[EXERCISE DESCRIPTION] Restate, word for word, all of the material shown below.

>> begin GIVEN ENTRIES

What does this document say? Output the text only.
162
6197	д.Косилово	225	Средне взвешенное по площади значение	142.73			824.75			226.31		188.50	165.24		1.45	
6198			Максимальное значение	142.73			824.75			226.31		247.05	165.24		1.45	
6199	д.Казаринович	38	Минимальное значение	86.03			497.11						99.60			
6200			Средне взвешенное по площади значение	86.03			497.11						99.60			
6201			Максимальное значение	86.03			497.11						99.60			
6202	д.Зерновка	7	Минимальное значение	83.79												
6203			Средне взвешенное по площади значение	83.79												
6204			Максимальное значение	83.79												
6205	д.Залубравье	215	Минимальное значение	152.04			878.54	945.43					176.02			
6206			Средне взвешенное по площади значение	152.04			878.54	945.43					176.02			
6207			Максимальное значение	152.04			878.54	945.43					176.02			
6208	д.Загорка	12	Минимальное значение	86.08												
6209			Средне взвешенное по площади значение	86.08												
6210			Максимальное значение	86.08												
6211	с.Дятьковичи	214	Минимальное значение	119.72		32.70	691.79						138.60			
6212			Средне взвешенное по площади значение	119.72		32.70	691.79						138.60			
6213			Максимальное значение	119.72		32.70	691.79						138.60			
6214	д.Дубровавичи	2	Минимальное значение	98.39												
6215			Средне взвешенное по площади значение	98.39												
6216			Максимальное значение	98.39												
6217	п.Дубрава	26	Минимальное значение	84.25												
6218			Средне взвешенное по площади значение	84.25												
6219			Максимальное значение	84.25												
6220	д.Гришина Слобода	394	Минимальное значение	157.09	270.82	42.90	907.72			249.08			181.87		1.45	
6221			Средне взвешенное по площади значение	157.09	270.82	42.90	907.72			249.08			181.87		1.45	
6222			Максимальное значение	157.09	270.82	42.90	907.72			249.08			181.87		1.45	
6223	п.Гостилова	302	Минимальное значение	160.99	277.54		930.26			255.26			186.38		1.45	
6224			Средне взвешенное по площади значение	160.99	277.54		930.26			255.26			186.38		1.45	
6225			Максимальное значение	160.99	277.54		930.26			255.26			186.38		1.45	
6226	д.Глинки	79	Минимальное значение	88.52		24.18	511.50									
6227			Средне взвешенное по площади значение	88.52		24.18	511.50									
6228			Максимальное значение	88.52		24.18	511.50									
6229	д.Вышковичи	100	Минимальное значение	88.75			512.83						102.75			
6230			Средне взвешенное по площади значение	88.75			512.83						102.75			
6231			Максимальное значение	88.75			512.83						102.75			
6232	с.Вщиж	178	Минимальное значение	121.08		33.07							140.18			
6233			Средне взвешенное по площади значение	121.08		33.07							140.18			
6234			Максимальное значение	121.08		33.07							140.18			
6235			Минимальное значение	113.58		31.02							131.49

>> end GIVEN ENTRIES

[WRITTEN ANSWER]
What does this document say? Output the text only.
162
6197	д.Косилово	225	Средне взвешенное по площади значение	142.73			824.75			226.31		188.50	165.24		1.45	
6198			Максимальное значение	142.73			824.75			226.31		247.05	165.24		1.45	
6199	д.Казаринович	38	Минимальное значение	86.03			497.11						99.60			
6200			Средне взвешенное по площади значение	86.03			497.11						99.60			
6201			Максимальное значение	86.03			497.11						99.60			
6202	д.Зерновка	7	Минимальное значение	83.79												
6203			Средне взвешенное по площади значение	83.79												
6204			Максимальное значение	83.79												
6205	д.Залубравье	215	Минимальное значение	152.04			878.54	945.43					176.02			
6206			Средне взвешенное по площади значение	152.04			878.54	945.43					176.02			
6207			Максимальное значение	152.04			878.54	945.43					176.02			
6208	д.Загорка	12	Минимальное значение	86.08												
6209			Средне взвешенное по площади значение	86.08												
6210			Максимальное значение	86.08												
6211	с.Дятьковичи	214	Минимальное значение	119.72		32.70	691.79						138.60			
6212			Средне взвешенное по площади значение	119.72		32.70	691.79						138.60			
6213			Максимальное значение	119.72		32.70	691.79						138.60			
6214	д.Дубровавичи	2	Минимальное значение	98.39												
6215			Средне взвешенное по площади значение	98.39												
6216			Максимальное значение	98.39												
6217	п.Дубрава	26	Минимальное значение	84.25												
6218			Средне взвешенное по площади значение	84.25												
6219			Максимальное значение	84.25												
6220	д.Гришина Слобода	394	Минимальное значение	157.09	270.82	42.90	907.72			249.08			181.87		1.45	
6221			Средне взвешенное по площади значение	157.09	270.82	42.90	907.72			249.08			181.87		1.45	
6222			Максимальное значение	157.09	270.82	42.90	907.72			249.08			181.87		1.45	
6223	п.Гостилова	302	Минимальное значение	160.99	277.54		930.26			255.26			186.38		1.45	
6224			Средне взвешенное по площади значение	160.99	277.54		930.26			255.26			186.38		1.45	
6225			Максимальное значение	160.99	277.54		930.26			255.26			186.38		1.45	
6226	д.Глинки	79	Минимальное значение	88.52		24.18	511.50									
6227			Средне взвешенное по площади значение	88.52		24.18	511.50									
6228			Максимальное значение	88.52		24.18	511.50									
6229	д.Вышковичи	100	Минимальное значение	88.75			512.83						102.75			
6230			Средне взвешенное по площади значение	88.75			512.83						102.75			
6231			Максимальное значение	88.75			512.83						102.75			
6232	с.Вщиж	178	Минимальное значение	121.08		33.07							140.18			
6233			Средне взвешенное по площади значение	121.08		33.07							140.18			
6234			Максимальное значение	121.08		33.07							140.18			
6235			Минимальное значение	113.58		31.02							131.49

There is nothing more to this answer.